TASK: Repeat the whole listing exactly as written.

+ + + + + + +

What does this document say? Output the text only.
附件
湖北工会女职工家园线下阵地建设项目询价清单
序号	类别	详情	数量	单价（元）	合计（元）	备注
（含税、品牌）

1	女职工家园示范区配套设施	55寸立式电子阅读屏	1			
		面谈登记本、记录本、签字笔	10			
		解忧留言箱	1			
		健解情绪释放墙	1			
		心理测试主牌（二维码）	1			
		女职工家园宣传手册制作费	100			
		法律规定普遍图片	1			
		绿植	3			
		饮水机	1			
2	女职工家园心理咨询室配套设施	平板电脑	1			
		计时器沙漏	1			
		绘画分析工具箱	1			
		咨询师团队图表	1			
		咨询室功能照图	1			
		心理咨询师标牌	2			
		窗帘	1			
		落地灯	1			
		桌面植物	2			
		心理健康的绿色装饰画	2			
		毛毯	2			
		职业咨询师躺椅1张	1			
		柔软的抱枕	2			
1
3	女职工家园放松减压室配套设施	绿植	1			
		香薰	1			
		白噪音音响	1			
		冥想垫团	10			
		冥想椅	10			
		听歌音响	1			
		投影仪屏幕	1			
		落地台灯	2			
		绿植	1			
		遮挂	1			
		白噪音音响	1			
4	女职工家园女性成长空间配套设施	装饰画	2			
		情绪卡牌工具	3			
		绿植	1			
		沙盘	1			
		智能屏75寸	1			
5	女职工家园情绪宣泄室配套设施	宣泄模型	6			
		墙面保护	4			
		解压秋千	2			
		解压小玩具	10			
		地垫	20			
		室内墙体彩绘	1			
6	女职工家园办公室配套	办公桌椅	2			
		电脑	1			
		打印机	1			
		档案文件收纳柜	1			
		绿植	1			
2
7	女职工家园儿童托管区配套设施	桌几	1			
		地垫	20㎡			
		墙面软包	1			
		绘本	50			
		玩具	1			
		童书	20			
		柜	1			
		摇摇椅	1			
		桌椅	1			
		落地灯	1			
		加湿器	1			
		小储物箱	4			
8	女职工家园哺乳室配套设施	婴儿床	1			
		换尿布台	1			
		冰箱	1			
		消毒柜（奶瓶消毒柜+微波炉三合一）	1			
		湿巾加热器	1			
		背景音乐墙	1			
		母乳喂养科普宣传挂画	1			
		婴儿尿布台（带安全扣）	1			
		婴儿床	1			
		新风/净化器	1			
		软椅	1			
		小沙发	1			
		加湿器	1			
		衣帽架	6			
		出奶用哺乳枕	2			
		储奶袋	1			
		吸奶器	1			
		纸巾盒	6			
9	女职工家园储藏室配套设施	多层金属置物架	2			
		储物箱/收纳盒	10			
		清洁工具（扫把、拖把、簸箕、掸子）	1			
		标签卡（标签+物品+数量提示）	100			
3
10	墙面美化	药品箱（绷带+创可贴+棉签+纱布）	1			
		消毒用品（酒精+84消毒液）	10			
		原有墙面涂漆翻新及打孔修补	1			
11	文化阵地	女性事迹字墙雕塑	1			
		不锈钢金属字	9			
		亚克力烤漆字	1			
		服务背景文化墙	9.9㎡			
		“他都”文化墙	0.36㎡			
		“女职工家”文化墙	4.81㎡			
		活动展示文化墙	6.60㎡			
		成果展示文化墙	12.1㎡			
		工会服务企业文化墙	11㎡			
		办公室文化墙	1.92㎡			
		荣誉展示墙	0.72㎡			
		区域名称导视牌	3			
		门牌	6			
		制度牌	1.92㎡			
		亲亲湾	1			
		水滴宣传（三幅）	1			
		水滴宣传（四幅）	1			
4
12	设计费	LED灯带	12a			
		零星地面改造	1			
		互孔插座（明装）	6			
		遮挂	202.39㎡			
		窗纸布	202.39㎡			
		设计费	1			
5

+ + + + + + +

TASK SOLUTION:
What does this document say? Output the text only.
附件
湖北工会女职工家园线下阵地建设项目询价清单
序号	类别	详情	数量	单价（元）	合计（元）	备注
（含税、品牌）

1	女职工家园示范区配套设施	55寸立式电子阅读屏	1			
		面谈登记本、记录本、签字笔	10			
		解忧留言箱	1			
		健解情绪释放墙	1			
		心理测试主牌（二维码）	1			
		女职工家园宣传手册制作费	100			
		法律规定普遍图片	1			
		绿植	3			
		饮水机	1			
2	女职工家园心理咨询室配套设施	平板电脑	1			
		计时器沙漏	1			
		绘画分析工具箱	1			
		咨询师团队图表	1			
		咨询室功能照图	1			
		心理咨询师标牌	2			
		窗帘	1			
		落地灯	1			
		桌面植物	2			
		心理健康的绿色装饰画	2			
		毛毯	2			
		职业咨询师躺椅1张	1			
		柔软的抱枕	2			
1
3	女职工家园放松减压室配套设施	绿植	1			
		香薰	1			
		白噪音音响	1			
		冥想垫团	10			
		冥想椅	10			
		听歌音响	1			
		投影仪屏幕	1			
		落地台灯	2			
		绿植	1			
		遮挂	1			
		白噪音音响	1			
4	女职工家园女性成长空间配套设施	装饰画	2			
		情绪卡牌工具	3			
		绿植	1			
		沙盘	1			
		智能屏75寸	1			
5	女职工家园情绪宣泄室配套设施	宣泄模型	6			
		墙面保护	4			
		解压秋千	2			
		解压小玩具	10			
		地垫	20			
		室内墙体彩绘	1			
6	女职工家园办公室配套	办公桌椅	2			
		电脑	1			
		打印机	1			
		档案文件收纳柜	1			
		绿植	1			
2
7	女职工家园儿童托管区配套设施	桌几	1			
		地垫	20㎡			
		墙面软包	1			
		绘本	50			
		玩具	1			
		童书	20			
		柜	1			
		摇摇椅	1			
		桌椅	1			
		落地灯	1			
		加湿器	1			
		小储物箱	4			
8	女职工家园哺乳室配套设施	婴儿床	1			
		换尿布台	1			
		冰箱	1			
		消毒柜（奶瓶消毒柜+微波炉三合一）	1			
		湿巾加热器	1			
		背景音乐墙	1			
		母乳喂养科普宣传挂画	1			
		婴儿尿布台（带安全扣）	1			
		婴儿床	1			
		新风/净化器	1			
		软椅	1			
		小沙发	1			
		加湿器	1			
		衣帽架	6			
		出奶用哺乳枕	2			
		储奶袋	1			
		吸奶器	1			
		纸巾盒	6			
9	女职工家园储藏室配套设施	多层金属置物架	2			
		储物箱/收纳盒	10			
		清洁工具（扫把、拖把、簸箕、掸子）	1			
		标签卡（标签+物品+数量提示）	100			
3
10	墙面美化	药品箱（绷带+创可贴+棉签+纱布）	1			
		消毒用品（酒精+84消毒液）	10			
		原有墙面涂漆翻新及打孔修补	1			
11	文化阵地	女性事迹字墙雕塑	1			
		不锈钢金属字	9			
		亚克力烤漆字	1			
		服务背景文化墙	9.9㎡			
		“他都”文化墙	0.36㎡			
		“女职工家”文化墙	4.81㎡			
		活动展示文化墙	6.60㎡			
		成果展示文化墙	12.1㎡			
		工会服务企业文化墙	11㎡			
		办公室文化墙	1.92㎡			
		荣誉展示墙	0.72㎡			
		区域名称导视牌	3			
		门牌	6			
		制度牌	1.92㎡			
		亲亲湾	1			
		水滴宣传（三幅）	1			
		水滴宣传（四幅）	1			
4
12	设计费	LED灯带	12a			
		零星地面改造	1			
		互孔插座（明装）	6			
		遮挂	202.39㎡			
		窗纸布	202.39㎡			
		设计费	1			
5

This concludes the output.